DIRECTIONS FOR THIS TASK
Show all lines from the listing below that contain "https".

MATERIAL
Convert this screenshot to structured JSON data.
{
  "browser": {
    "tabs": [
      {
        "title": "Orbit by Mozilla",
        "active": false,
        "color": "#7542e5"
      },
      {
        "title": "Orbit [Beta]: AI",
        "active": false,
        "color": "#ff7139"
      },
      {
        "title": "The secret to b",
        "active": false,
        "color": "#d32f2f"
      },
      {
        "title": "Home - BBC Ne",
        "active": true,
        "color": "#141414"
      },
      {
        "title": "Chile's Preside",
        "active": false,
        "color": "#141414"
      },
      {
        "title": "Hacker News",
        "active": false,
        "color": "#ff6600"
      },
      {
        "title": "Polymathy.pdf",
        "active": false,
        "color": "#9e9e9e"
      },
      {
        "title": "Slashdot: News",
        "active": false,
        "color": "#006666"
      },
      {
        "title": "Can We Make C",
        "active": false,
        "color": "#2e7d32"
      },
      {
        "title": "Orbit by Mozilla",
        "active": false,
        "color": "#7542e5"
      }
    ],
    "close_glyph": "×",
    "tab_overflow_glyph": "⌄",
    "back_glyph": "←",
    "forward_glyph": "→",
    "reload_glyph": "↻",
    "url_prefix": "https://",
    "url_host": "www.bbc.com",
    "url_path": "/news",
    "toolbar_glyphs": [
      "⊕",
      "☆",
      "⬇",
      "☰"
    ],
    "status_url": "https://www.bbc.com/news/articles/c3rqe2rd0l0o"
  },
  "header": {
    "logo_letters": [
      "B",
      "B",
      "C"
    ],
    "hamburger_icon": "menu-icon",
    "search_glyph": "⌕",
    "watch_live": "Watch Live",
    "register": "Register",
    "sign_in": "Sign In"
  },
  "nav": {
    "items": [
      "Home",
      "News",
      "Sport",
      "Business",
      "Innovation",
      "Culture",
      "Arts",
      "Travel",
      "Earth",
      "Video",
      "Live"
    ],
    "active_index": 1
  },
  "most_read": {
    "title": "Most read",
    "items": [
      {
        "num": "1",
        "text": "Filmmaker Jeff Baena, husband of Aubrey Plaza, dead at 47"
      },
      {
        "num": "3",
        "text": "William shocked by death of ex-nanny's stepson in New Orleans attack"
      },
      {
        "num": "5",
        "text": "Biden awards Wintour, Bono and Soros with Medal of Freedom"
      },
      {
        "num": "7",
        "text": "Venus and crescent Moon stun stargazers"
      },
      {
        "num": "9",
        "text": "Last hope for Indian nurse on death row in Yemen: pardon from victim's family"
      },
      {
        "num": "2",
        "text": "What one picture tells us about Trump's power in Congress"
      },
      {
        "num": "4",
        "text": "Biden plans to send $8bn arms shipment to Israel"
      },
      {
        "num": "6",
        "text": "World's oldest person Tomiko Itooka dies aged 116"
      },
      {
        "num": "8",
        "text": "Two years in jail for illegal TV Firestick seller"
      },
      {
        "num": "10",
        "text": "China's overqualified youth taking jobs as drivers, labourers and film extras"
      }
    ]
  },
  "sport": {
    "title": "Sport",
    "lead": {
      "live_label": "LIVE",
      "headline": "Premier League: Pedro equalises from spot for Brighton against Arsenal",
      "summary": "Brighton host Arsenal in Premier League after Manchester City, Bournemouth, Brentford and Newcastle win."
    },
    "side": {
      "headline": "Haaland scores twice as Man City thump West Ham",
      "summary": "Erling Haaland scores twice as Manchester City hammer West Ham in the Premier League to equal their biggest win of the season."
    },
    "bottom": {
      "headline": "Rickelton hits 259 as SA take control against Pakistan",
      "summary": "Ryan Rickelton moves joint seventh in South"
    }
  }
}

SOLUTION TO THE PROBLEM
    "url_prefix": "https://",
    "status_url": "https://www.bbc.com/news/articles/c3rqe2rd0l0o"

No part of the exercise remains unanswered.